#### THE EXERCISE:
In the entries, find all lines that hold the word "Alle" and copy them.

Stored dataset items
+++
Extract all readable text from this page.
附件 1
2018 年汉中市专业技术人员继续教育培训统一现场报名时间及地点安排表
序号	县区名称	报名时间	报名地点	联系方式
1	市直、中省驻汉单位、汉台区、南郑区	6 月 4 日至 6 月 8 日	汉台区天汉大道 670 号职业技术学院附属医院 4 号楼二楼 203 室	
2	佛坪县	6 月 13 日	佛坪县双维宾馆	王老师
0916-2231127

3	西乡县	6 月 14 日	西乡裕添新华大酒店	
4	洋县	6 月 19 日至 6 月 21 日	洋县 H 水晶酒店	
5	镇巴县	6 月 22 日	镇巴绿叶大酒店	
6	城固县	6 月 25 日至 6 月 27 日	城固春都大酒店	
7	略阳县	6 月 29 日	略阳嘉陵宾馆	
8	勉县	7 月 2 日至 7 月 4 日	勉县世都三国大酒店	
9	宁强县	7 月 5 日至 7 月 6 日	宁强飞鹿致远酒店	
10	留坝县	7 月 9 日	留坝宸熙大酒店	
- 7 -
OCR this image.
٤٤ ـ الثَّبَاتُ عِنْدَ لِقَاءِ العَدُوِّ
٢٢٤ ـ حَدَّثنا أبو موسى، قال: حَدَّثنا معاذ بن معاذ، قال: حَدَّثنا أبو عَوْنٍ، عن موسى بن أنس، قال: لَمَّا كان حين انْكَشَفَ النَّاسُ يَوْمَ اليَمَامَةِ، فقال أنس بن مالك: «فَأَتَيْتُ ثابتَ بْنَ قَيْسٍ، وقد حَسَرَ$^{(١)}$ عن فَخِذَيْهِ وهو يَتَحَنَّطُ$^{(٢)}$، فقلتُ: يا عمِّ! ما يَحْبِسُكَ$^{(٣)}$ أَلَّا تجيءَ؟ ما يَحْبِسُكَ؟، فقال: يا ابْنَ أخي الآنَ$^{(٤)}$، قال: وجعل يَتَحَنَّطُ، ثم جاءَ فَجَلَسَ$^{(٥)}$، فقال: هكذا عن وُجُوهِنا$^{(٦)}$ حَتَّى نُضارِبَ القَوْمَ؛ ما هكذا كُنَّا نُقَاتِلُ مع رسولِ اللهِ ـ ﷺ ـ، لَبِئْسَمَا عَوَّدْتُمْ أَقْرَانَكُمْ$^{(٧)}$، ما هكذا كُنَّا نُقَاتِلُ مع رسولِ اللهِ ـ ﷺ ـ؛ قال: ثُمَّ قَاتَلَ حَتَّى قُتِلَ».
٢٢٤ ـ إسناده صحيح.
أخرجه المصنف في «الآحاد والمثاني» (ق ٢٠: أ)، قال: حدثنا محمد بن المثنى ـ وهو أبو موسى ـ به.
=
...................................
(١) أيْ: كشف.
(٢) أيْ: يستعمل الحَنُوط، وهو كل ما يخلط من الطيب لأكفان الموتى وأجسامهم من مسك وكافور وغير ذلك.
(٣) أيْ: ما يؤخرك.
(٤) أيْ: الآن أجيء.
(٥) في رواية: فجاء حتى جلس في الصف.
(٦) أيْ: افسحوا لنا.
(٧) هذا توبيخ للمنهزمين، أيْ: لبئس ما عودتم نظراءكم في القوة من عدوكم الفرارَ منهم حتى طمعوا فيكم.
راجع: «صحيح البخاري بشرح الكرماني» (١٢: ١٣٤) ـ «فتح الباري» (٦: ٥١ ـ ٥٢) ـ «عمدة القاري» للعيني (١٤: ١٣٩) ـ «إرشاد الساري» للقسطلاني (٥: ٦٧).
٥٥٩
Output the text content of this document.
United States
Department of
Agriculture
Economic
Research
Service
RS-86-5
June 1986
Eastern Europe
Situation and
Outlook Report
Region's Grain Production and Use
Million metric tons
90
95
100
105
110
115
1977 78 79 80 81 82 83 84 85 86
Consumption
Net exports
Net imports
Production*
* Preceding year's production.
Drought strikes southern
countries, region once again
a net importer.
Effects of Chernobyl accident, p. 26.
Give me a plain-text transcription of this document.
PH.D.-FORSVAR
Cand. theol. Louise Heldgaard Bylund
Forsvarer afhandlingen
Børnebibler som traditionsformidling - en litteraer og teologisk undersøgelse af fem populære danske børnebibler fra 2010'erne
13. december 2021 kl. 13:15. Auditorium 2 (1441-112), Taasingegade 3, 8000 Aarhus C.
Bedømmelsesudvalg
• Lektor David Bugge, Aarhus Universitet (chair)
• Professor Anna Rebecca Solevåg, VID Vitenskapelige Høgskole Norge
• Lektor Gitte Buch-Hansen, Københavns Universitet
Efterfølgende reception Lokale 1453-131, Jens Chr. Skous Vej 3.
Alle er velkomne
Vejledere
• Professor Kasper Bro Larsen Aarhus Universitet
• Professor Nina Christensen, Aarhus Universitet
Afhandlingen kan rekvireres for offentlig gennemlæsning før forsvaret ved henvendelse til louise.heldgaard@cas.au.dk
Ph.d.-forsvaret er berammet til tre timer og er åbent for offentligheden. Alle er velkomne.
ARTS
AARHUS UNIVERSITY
+++
#### EXERCISE SOLUTION:
Alle er velkomne
Ph.d.-forsvaret er berammet til tre timer og er åbent for offentligheden. Alle er velkomne.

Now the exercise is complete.